_PROBLEM TO SOLVE_
Leave out the images and repeat the listing below without a single change.

_DATA SUPPLIED_
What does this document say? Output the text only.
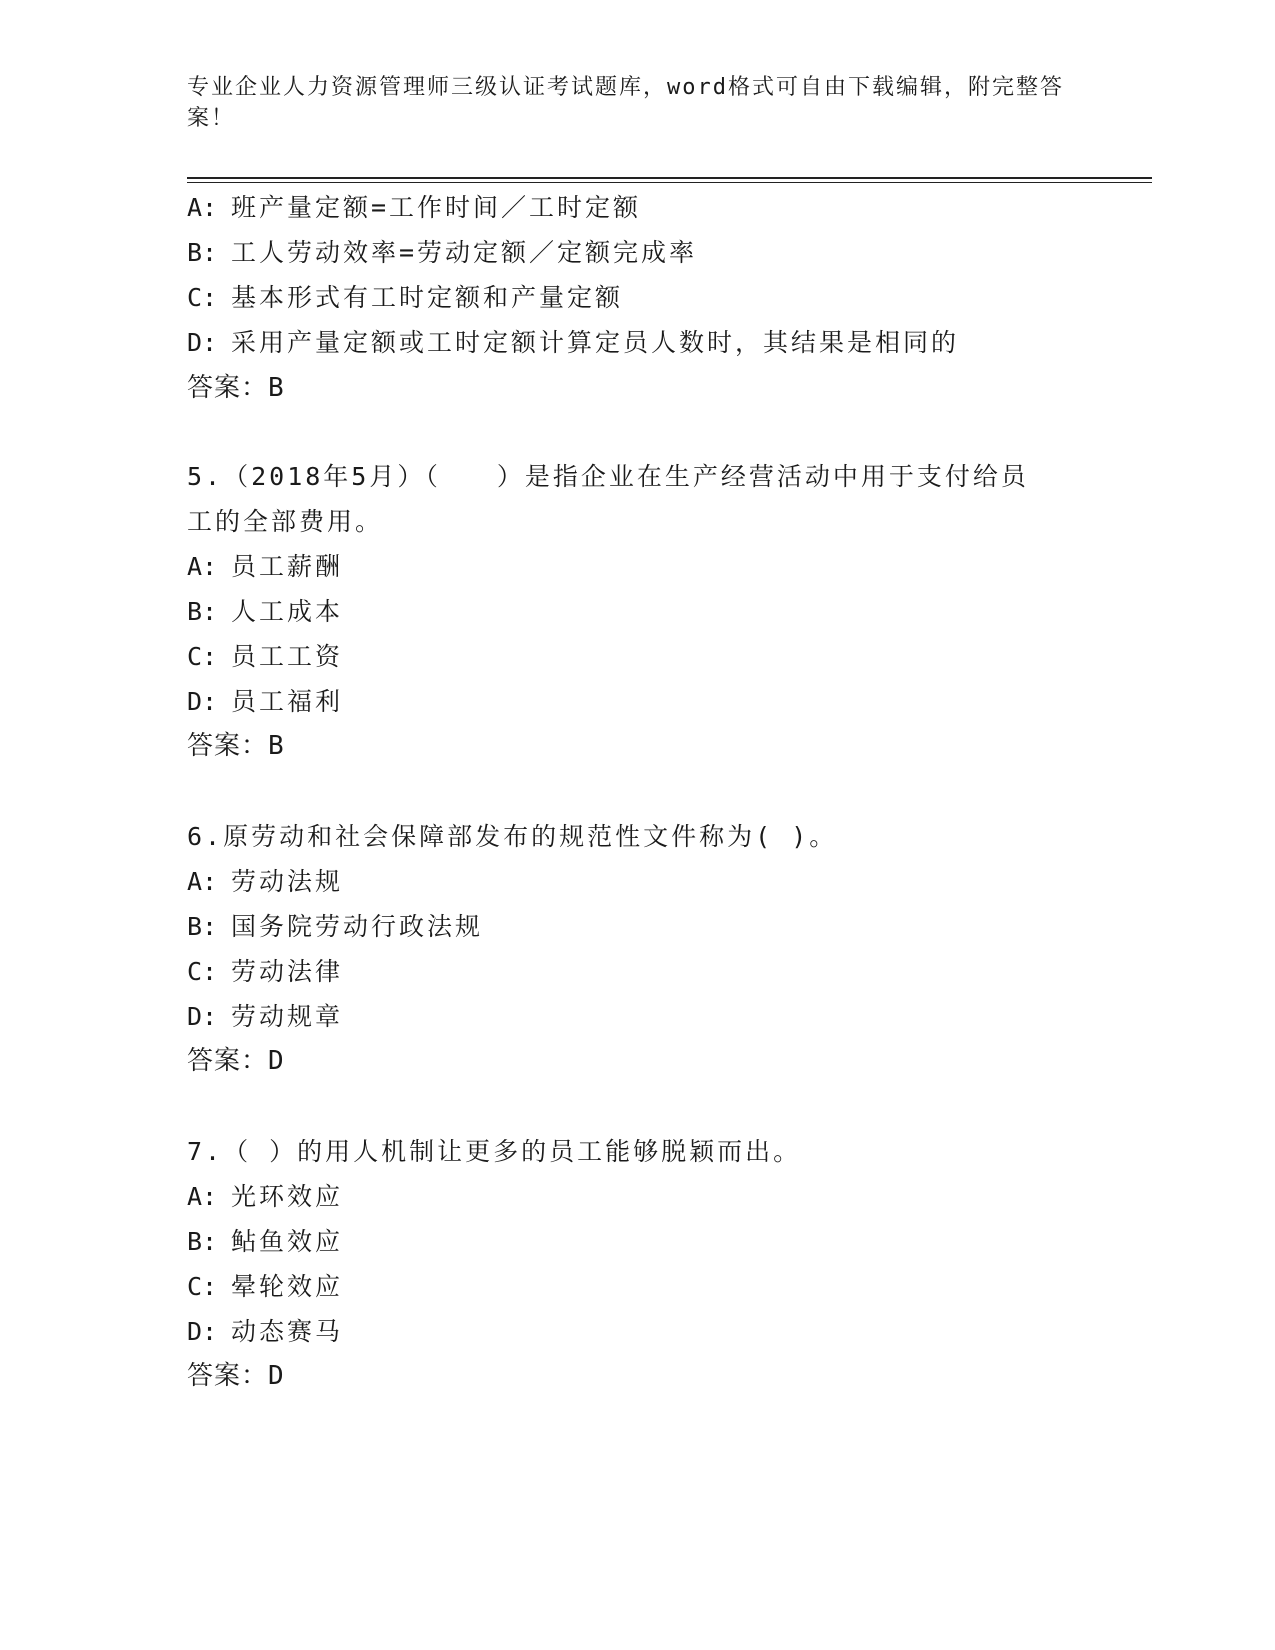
专业企业人力资源管理师三级认证考试题库，word格式可自由下载编辑，附完整答案！
A: 班产量定额=工作时间／工时定额
B: 工人劳动效率=劳动定额／定额完成率
C: 基本形式有工时定额和产量定额
D: 采用产量定额或工时定额计算定员人数时，其结果是相同的
答案：B
5.（2018年5月）（　　）是指企业在生产经营活动中用于支付给员
工的全部费用。
A: 员工薪酬
B: 人工成本
C: 员工工资
D: 员工福利
答案：B
6.原劳动和社会保障部发布的规范性文件称为( )。
A: 劳动法规
B: 国务院劳动行政法规
C: 劳动法律
D: 劳动规章
答案：D
7.（ ）的用人机制让更多的员工能够脱颖而出。
A: 光环效应
B: 鲇鱼效应
C: 晕轮效应
D: 动态赛马
答案：D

_COMPLETED TASK_
What does this document say? Output the text only.
专业企业人力资源管理师三级认证考试题库，word格式可自由下载编辑，附完整答案！
A: 班产量定额=工作时间／工时定额
B: 工人劳动效率=劳动定额／定额完成率
C: 基本形式有工时定额和产量定额
D: 采用产量定额或工时定额计算定员人数时，其结果是相同的
答案：B
5.（2018年5月）（　　）是指企业在生产经营活动中用于支付给员
工的全部费用。
A: 员工薪酬
B: 人工成本
C: 员工工资
D: 员工福利
答案：B
6.原劳动和社会保障部发布的规范性文件称为( )。
A: 劳动法规
B: 国务院劳动行政法规
C: 劳动法律
D: 劳动规章
答案：D
7.（ ）的用人机制让更多的员工能够脱颖而出。
A: 光环效应
B: 鲇鱼效应
C: 晕轮效应
D: 动态赛马
答案：D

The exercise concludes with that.